Transcribe the whole listing without a single picture.

• _RAW RECORDS_
— Start —
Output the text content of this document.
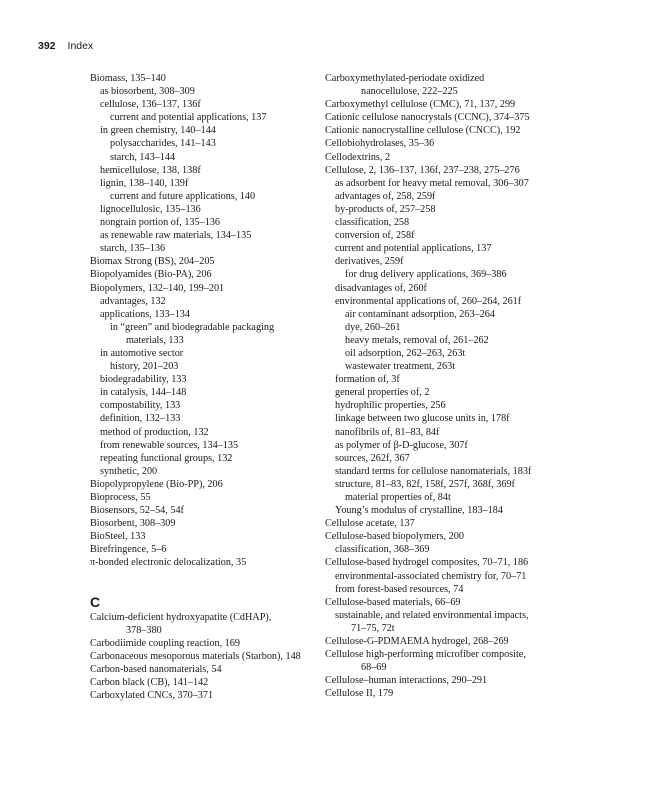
392 Index
Biomass, 135–140
as biosorbent, 308–309
cellulose, 136–137, 136f
current and potential applications, 137
in green chemistry, 140–144
polysaccharides, 141–143
starch, 143–144
hemicellulose, 138, 138f
lignin, 138–140, 139f
current and future applications, 140
lignocellulosic, 135–136
nongrain portion of, 135–136
as renewable raw materials, 134–135
starch, 135–136
Biomax Strong (BS), 204–205
Biopolyamides (Bio-PA), 206
Biopolymers, 132–140, 199–201
advantages, 132
applications, 133–134
in “green” and biodegradable packaging
materials, 133
in automotive sector
history, 201–203
biodegradability, 133
in catalysis, 144–148
compostability, 133
definition, 132–133
method of production, 132
from renewable sources, 134–135
repeating functional groups, 132
synthetic, 200
Biopolypropylene (Bio-PP), 206
Bioprocess, 55
Biosensors, 52–54, 54f
Biosorbent, 308–309
BioSteel, 133
Birefringence, 5–6
π-bonded electronic delocalization, 35
C
Calcium-deficient hydroxyapatite (CdHAP),
378–380
Carbodiimide coupling reaction, 169
Carbonaceous mesoporous materials (Starbon), 148
Carbon-based nanomaterials, 54
Carbon black (CB), 141–142
Carboxylated CNCs, 370–371
Carboxymethylated-periodate oxidized
nanocellulose, 222–225
Carboxymethyl cellulose (CMC), 71, 137, 299
Cationic cellulose nanocrystals (CCNC), 374–375
Cationic nanocrystalline cellulose (CNCC), 192
Cellobiohydrolases, 35–36
Cellodextrins, 2
Cellulose, 2, 136–137, 136f, 237–238, 275–276
as adsorbent for heavy metal removal, 306–307
advantages of, 258, 259f
by-products of, 257–258
classification, 258
conversion of, 258f
current and potential applications, 137
derivatives, 259f
for drug delivery applications, 369–386
disadvantages of, 260f
environmental applications of, 260–264, 261f
air contaminant adsorption, 263–264
dye, 260–261
heavy metals, removal of, 261–262
oil adsorption, 262–263, 263t
wastewater treatment, 263t
formation of, 3f
general properties of, 2
hydrophilic properties, 256
linkage between two glucose units in, 178f
nanofibrils of, 81–83, 84f
as polymer of β-D-glucose, 307f
sources, 262f, 367
standard terms for cellulose nanomaterials, 183f
structure, 81–83, 82f, 158f, 257f, 368f, 369f
material properties of, 84t
Young’s modulus of crystalline, 183–184
Cellulose acetate, 137
Cellulose-based biopolymers, 200
classification, 368–369
Cellulose-based hydrogel composites, 70–71, 186
environmental-associated chemistry for, 70–71
from forest-based resources, 74
Cellulose-based materials, 66–69
sustainable, and related environmental impacts,
71–75, 72t
Cellulose-G-PDMAEMA hydrogel, 268–269
Cellulose high-performing microfiber composite,
68–69
Cellulose–human interactions, 290–291
Cellulose II, 179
— End —
• _REPLY_
Output the text content of this document.
392 Index
Biomass, 135–140
as biosorbent, 308–309
cellulose, 136–137, 136f
current and potential applications, 137
in green chemistry, 140–144
polysaccharides, 141–143
starch, 143–144
hemicellulose, 138, 138f
lignin, 138–140, 139f
current and future applications, 140
lignocellulosic, 135–136
nongrain portion of, 135–136
as renewable raw materials, 134–135
starch, 135–136
Biomax Strong (BS), 204–205
Biopolyamides (Bio-PA), 206
Biopolymers, 132–140, 199–201
advantages, 132
applications, 133–134
in “green” and biodegradable packaging
materials, 133
in automotive sector
history, 201–203
biodegradability, 133
in catalysis, 144–148
compostability, 133
definition, 132–133
method of production, 132
from renewable sources, 134–135
repeating functional groups, 132
synthetic, 200
Biopolypropylene (Bio-PP), 206
Bioprocess, 55
Biosensors, 52–54, 54f
Biosorbent, 308–309
BioSteel, 133
Birefringence, 5–6
π-bonded electronic delocalization, 35
C
Calcium-deficient hydroxyapatite (CdHAP),
378–380
Carbodiimide coupling reaction, 169
Carbonaceous mesoporous materials (Starbon), 148
Carbon-based nanomaterials, 54
Carbon black (CB), 141–142
Carboxylated CNCs, 370–371
Carboxymethylated-periodate oxidized
nanocellulose, 222–225
Carboxymethyl cellulose (CMC), 71, 137, 299
Cationic cellulose nanocrystals (CCNC), 374–375
Cationic nanocrystalline cellulose (CNCC), 192
Cellobiohydrolases, 35–36
Cellodextrins, 2
Cellulose, 2, 136–137, 136f, 237–238, 275–276
as adsorbent for heavy metal removal, 306–307
advantages of, 258, 259f
by-products of, 257–258
classification, 258
conversion of, 258f
current and potential applications, 137
derivatives, 259f
for drug delivery applications, 369–386
disadvantages of, 260f
environmental applications of, 260–264, 261f
air contaminant adsorption, 263–264
dye, 260–261
heavy metals, removal of, 261–262
oil adsorption, 262–263, 263t
wastewater treatment, 263t
formation of, 3f
general properties of, 2
hydrophilic properties, 256
linkage between two glucose units in, 178f
nanofibrils of, 81–83, 84f
as polymer of β-D-glucose, 307f
sources, 262f, 367
standard terms for cellulose nanomaterials, 183f
structure, 81–83, 82f, 158f, 257f, 368f, 369f
material properties of, 84t
Young’s modulus of crystalline, 183–184
Cellulose acetate, 137
Cellulose-based biopolymers, 200
classification, 368–369
Cellulose-based hydrogel composites, 70–71, 186
environmental-associated chemistry for, 70–71
from forest-based resources, 74
Cellulose-based materials, 66–69
sustainable, and related environmental impacts,
71–75, 72t
Cellulose-G-PDMAEMA hydrogel, 268–269
Cellulose high-performing microfiber composite,
68–69
Cellulose–human interactions, 290–291
Cellulose II, 179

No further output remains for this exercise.